Task brief | In the entries that follow, count each line containing "Simon" and state the total, nothing more.

Supplied entries |

******************************

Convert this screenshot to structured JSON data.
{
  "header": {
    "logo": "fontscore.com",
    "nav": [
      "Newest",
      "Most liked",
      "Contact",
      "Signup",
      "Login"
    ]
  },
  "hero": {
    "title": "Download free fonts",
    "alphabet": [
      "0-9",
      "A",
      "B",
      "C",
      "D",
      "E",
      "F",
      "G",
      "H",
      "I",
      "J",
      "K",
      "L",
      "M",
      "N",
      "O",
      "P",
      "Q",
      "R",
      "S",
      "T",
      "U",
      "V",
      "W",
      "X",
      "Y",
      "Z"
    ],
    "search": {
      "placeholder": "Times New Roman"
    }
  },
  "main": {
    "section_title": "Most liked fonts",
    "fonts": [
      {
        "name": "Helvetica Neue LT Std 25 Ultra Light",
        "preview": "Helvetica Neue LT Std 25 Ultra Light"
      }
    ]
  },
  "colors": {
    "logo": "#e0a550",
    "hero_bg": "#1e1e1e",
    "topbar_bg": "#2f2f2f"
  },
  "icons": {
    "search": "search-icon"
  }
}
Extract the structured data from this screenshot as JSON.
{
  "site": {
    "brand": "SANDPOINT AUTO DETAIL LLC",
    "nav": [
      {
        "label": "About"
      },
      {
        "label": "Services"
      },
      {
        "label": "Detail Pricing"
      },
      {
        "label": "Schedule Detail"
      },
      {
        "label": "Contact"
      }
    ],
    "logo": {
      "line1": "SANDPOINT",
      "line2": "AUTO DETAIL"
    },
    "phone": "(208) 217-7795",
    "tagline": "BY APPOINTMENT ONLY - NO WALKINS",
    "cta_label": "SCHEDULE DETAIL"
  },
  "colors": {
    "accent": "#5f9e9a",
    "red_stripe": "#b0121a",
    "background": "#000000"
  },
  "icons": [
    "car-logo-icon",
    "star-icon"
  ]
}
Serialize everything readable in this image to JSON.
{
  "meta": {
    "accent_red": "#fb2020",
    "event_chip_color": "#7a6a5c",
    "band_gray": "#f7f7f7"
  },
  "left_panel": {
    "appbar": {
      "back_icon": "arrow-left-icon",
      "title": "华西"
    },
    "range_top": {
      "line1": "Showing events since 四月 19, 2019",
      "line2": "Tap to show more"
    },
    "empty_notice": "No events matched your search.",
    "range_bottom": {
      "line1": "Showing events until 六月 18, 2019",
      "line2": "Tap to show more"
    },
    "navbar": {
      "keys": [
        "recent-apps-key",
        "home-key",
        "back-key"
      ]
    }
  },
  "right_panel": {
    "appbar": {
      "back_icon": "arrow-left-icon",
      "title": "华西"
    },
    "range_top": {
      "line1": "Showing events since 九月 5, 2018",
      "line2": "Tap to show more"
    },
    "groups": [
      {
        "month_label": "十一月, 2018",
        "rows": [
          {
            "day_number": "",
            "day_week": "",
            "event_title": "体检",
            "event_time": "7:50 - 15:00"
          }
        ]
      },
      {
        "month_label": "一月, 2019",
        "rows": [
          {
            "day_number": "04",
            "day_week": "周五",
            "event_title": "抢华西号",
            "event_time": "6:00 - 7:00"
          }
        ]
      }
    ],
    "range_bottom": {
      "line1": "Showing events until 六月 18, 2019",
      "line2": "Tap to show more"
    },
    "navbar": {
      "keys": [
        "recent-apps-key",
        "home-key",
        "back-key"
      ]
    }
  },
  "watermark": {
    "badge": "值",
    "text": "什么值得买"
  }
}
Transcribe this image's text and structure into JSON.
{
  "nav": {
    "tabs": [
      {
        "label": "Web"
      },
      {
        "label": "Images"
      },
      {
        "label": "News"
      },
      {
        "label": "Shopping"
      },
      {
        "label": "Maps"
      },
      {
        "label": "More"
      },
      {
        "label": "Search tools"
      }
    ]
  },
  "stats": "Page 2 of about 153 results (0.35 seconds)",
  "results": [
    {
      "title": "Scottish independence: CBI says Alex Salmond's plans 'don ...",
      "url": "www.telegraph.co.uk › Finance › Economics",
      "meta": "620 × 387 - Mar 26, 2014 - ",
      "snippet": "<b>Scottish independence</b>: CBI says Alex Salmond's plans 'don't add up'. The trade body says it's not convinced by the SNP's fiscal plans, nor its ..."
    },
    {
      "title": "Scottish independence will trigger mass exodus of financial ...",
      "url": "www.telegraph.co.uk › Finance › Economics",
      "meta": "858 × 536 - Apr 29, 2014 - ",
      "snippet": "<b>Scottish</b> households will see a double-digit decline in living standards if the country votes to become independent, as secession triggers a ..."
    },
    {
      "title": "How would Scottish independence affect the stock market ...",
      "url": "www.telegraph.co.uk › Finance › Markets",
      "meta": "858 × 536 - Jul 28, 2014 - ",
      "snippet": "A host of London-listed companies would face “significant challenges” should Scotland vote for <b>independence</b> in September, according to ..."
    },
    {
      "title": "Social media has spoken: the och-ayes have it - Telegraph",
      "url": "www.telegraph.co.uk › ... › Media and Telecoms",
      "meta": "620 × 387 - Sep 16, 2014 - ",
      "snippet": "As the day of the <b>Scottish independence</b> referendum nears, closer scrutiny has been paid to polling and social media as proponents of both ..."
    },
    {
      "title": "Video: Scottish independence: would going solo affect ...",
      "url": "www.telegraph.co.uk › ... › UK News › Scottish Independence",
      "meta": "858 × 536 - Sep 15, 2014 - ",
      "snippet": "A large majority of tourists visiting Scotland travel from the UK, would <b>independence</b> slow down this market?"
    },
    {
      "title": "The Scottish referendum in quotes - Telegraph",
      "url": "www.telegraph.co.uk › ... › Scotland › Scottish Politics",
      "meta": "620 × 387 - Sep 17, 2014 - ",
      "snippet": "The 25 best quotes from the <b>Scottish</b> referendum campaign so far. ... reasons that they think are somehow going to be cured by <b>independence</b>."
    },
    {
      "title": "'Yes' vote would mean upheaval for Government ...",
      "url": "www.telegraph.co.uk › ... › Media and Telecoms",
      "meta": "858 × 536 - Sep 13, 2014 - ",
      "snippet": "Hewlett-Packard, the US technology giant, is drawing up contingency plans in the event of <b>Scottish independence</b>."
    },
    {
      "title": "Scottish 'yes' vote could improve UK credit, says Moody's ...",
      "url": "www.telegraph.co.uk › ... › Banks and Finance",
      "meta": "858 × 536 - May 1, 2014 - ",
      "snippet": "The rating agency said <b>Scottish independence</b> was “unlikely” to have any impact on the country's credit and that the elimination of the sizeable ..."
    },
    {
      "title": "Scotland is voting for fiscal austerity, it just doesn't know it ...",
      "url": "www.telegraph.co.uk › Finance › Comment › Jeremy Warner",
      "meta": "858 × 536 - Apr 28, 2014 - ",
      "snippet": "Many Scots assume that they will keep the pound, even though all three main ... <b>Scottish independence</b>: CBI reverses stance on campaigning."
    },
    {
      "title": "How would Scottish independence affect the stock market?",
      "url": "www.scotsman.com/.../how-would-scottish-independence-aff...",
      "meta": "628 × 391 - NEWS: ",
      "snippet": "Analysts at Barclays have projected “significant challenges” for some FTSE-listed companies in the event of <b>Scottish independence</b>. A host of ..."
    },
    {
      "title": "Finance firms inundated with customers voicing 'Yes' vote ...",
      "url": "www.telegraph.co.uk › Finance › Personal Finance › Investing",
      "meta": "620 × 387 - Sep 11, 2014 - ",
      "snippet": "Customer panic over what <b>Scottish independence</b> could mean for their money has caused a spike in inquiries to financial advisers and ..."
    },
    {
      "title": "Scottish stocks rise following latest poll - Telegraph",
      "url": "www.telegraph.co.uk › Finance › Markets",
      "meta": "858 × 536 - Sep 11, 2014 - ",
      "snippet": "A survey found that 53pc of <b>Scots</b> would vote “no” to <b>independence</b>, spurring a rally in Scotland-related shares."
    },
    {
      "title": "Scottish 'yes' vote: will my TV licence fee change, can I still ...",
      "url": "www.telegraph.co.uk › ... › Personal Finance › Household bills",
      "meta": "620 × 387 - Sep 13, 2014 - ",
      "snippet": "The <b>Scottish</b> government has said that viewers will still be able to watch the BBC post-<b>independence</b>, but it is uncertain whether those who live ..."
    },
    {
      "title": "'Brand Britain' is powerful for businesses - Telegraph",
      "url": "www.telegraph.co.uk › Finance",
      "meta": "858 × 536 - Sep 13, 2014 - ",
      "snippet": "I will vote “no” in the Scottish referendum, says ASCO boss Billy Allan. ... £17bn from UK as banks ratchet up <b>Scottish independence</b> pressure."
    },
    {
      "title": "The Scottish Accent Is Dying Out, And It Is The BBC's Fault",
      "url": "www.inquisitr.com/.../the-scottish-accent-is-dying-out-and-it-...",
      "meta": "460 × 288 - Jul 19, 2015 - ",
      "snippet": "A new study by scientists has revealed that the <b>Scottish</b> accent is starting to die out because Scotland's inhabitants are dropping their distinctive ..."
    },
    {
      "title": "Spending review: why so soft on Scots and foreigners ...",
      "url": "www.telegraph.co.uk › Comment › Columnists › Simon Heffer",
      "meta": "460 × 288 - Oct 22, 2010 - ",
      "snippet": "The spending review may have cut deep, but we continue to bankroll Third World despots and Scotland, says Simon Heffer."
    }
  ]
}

******************************

The response | 2